SOURCE:
/---
- Born: July 1935 Wuxi County, China
- Died: 2 January 2023 (aged 87)
- Education: Peking University
- Alma mater: Renmin University of China Nanjing University
- Occupations: Scholar, News Paper Editor, Politician
- Known for: Essay: Practice is the Sole Criterion for Testing Truth
- Political party: Chinese Communist Party
- Movement: Reform and Opening Up

= Hu Fuming =

Chinese scholar and politician (1935–2023)

Hu Fuming (胡福明; July 1935 – 2 January 2023) was a Chinese scholar and politician.

==Life==
Fuming was born in Wuxi County, which was then part of the Republic of China, in July 1935. In September 1955, he studied journalism at Peking University. In 1956, he entered the Philosophy Research Class of Renmin University of China. After graduating in 1962, he taught at the Political Department of Nanjing University (later renamed the Department of Philosophy).
\---
DATASET RECORDS:
/---
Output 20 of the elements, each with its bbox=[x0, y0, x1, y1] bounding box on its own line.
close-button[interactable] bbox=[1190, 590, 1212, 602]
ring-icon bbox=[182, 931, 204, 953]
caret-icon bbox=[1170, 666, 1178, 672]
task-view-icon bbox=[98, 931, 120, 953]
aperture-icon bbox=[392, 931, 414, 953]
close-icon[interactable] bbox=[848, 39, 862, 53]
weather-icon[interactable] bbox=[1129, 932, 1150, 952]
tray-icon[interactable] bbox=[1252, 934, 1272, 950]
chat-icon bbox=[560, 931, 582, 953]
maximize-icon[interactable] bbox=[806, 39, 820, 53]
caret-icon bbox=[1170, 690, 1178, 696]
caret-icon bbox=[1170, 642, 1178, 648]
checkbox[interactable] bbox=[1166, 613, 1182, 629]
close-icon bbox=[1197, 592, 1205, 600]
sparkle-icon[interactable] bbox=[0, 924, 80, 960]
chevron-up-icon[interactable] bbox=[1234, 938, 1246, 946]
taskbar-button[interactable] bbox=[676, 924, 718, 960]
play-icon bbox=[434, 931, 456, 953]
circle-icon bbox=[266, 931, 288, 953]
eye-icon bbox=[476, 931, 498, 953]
\---
THE REQUEST: According to the Hu Fuming biography, which essay is he known for?

EXERCISE ANSWER: Practice is the Sole Criterion for Testing Truth